Later in the day, the appellant, being examined by his own attorney, testified that he entered the United States, not by crossing the Pacific on a Japanese boat from Yokohama, as he had twice previously sworn, but by crossing some river that separates Mexico' from Guatemala.
The appellant then related how he and four other men — Sudagar Singh, Arjan Singh, Gundar Singh, and Partap Singh— crossed the river into Mexico, each of the four others paying a Mexican $8 to bring them across.
The appellant and his four companions walked along the railroad for 19 days, and finally reached Mexico City, proceeding thence by train to Guadalajara, Jalisco, where they remained a week, according to the appellant’s testimony. From Guadalajara, he said, they went to Guaymas, Sonora, by mule, the trip requiring from three to five days.
After staying in Guaymas two weeks, the five men took a boat that transported them to a spot on the open shore, and the “boat man” put them into two barrels, the alien stated. According to his testimony, they paid the “boat man” $70 each, “and a car came along and took us to Mexicali.” The four other Hindus also accompanied him into the United States, the alien said.
Asked why, during the morning session, he had testified that he had come in through Manzanillo, the appellant replied that he was “scared,” because he had no passport. When he was questioned as to his reason for having stated that no one was with him when he came into the United States, he replied that, “Other people told me not to mention their names.” It is worthy of note, however, that at the hearing of July 9, 1934, he gave the names of four Hindus that he said crossed the line with him.
In view of the glaring discrepancies in the appellant’s testimony, it is necessary to advert only briefly to the rest of the evidence.
Noor Din, a Hindu farmer residing near Seeley, Cal., in the Imperial Valley, testified, at the hearing held on July 9, 1934, that he first met the appellant on November 20, 1926, in a saloon at Mexicali; that he saw the alien again in Mexicali, about fifteen or twenty days later, and again a month later, or about January 1, 1927, in Calexico; that he was surprised to see the appellant on the American side of the line, but that the latter told him that “he was a little sick and had a permit from some doctor on the other side to come over and get some medicine.” The witness continued: “A short time after that I pointed him out to Chief Patrol Inspector Chaffin and told him that this Hindu was from Mexicali, so Mr. Chaffin talked to him, and the next time I saw him, Mr. Chaffin and he were going down the street towards the international line. Mr. Chaffin told me later that he would have deported him but he had a permit to get some medicine and he allowed him to get the medicine and took him back to Mexico.”
*677Because of the appellant’s claim that he was not afforded an opportunity to cross-examine Noor Din, we will set forth in full an interesting colloquy that occurred among the appellant, Noor Din, and the examining officer:
“Note. The following questions were asked by Immigrant Inspector Gerrish and translated into Hindustani by Interpreter:
“Q. Is this the man that you know as Kishan Singh? A. Yes.
“Q. Is this the man whom you first saw in the Mexicali saloon where the bartender only had one arm, across the tracks in Mexicali, in 1926? A. Yes, the same man.

(Instructions)
(a) Condense the paragraph of the court excerpt beginning "The appellant and his four companions walked" into a short bulleted list that keeps its main facts.
(b) Transcribe word for word the passage of the court excerpt from "Asked why, during" to "of the evidence.".

(Data provided)

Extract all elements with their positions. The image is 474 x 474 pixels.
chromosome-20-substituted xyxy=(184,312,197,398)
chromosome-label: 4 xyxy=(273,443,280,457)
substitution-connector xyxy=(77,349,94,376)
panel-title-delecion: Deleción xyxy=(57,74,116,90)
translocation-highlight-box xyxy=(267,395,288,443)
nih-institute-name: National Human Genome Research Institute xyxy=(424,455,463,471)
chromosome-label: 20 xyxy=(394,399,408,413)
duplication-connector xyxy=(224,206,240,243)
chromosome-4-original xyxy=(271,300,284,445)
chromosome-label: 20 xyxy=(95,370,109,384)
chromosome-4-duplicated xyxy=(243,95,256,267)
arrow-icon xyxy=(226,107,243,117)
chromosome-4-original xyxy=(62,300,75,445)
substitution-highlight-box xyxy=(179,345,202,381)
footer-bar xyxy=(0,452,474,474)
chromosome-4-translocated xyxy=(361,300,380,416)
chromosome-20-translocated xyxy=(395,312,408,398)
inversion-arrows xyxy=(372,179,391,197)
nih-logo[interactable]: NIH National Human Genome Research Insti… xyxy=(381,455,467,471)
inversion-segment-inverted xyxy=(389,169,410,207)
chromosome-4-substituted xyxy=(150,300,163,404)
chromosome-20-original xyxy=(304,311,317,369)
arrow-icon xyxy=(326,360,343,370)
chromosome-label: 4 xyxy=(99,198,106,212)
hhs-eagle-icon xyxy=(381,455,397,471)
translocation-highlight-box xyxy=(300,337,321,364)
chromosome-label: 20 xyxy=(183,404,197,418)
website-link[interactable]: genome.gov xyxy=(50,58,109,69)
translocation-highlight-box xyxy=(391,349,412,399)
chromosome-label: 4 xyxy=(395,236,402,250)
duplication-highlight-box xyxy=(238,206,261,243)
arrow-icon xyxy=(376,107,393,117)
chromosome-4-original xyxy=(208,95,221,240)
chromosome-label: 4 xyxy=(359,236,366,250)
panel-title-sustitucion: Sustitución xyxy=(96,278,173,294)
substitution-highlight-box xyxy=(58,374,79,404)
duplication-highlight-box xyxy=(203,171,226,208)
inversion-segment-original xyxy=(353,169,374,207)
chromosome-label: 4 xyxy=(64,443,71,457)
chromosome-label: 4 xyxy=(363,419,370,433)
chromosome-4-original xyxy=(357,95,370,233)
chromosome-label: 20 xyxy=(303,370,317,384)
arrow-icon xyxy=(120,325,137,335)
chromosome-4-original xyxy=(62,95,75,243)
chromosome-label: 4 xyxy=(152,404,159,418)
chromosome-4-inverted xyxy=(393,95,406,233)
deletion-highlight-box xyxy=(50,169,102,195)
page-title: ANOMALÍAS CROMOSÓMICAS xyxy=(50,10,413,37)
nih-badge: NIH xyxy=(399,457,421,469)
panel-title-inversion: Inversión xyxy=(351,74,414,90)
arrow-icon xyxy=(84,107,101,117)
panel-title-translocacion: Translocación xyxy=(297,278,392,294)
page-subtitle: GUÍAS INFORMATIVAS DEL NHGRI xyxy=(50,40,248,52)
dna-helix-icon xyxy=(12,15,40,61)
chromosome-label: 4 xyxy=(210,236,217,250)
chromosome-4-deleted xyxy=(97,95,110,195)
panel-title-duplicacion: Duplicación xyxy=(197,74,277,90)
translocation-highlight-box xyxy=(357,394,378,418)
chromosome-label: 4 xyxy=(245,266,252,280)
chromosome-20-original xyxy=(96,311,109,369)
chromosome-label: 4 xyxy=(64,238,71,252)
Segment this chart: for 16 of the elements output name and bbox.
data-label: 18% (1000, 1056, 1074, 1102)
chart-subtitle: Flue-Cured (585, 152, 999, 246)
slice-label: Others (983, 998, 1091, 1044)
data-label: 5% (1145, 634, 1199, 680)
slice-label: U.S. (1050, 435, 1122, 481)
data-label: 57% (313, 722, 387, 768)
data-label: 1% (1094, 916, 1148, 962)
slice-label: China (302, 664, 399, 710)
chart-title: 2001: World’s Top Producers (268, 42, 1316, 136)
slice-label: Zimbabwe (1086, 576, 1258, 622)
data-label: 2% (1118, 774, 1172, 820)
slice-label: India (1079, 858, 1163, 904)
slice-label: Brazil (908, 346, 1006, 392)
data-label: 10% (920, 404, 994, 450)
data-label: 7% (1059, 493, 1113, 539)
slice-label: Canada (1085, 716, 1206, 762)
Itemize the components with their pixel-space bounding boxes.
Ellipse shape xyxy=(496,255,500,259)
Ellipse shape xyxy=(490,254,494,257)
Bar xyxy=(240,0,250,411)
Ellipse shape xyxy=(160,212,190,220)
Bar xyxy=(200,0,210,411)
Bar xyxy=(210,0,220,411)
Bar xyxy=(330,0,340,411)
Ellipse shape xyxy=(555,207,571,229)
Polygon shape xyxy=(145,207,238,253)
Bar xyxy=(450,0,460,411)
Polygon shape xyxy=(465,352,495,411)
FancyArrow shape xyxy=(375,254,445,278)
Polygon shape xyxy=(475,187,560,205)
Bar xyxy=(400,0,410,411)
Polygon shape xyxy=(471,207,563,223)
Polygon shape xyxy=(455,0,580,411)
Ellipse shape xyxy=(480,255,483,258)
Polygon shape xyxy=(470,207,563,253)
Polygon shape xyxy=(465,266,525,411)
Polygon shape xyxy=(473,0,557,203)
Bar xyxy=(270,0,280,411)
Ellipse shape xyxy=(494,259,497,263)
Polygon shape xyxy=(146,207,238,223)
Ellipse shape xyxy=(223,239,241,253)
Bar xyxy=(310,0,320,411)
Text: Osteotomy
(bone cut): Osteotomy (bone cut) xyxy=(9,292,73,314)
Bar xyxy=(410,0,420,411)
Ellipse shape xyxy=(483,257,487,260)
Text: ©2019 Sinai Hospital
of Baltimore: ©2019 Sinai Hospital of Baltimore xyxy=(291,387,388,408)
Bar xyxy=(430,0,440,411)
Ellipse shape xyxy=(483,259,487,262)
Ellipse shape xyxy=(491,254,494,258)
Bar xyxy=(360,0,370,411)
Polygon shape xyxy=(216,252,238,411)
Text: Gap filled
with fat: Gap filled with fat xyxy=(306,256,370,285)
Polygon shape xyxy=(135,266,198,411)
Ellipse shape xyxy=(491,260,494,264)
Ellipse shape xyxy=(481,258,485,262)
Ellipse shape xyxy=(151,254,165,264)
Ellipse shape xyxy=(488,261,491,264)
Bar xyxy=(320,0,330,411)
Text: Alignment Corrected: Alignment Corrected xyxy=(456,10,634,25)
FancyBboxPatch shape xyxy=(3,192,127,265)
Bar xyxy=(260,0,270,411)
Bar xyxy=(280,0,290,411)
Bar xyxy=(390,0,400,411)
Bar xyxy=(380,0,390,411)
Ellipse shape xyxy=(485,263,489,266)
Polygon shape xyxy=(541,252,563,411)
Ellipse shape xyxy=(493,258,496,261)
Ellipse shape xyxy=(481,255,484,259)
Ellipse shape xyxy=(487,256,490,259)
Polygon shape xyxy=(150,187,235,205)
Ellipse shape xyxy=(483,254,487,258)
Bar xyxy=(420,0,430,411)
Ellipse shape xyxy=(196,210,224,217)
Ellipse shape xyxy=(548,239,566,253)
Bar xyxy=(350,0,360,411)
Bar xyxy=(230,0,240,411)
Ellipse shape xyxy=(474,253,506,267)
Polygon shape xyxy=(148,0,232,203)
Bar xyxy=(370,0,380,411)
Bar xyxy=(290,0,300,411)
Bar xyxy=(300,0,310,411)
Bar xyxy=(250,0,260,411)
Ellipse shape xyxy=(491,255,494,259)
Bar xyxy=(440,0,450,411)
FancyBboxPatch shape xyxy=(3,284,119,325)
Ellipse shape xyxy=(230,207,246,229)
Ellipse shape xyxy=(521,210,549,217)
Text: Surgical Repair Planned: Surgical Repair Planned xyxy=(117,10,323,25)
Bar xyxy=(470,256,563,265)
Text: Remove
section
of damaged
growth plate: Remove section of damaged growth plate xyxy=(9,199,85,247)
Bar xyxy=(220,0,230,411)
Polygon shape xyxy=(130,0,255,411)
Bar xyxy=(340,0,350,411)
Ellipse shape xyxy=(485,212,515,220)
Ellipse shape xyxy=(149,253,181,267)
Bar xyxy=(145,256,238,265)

(Solved tasks)
(a)
- The appellant and his four companions walked along the railroad for 19 days and reached Mexico City.
- From there they took a train to Guadalajara, Jalisco, where, according to the appellant's testimony, they stayed a week.
- They then traveled by mule from Guadalajara to Guaymas, Sonora. The trip took three to five days.

(b)
Asked why, during the morning session, he had testified that he had come in through Manzanillo, the appellant replied that he was “scared,” because he had no passport. When he was questioned as to his reason for having stated that no one was with him when he came into the United States, he replied that, “Other people told me not to mention their names.” It is worthy of note, however, that at the hearing of July 9, 1934, he gave the names of four Hindus that he said crossed the line with him.
In view of the glaring discrepancies in the appellant’s testimony, it is necessary to advert only briefly to the rest of the evidence.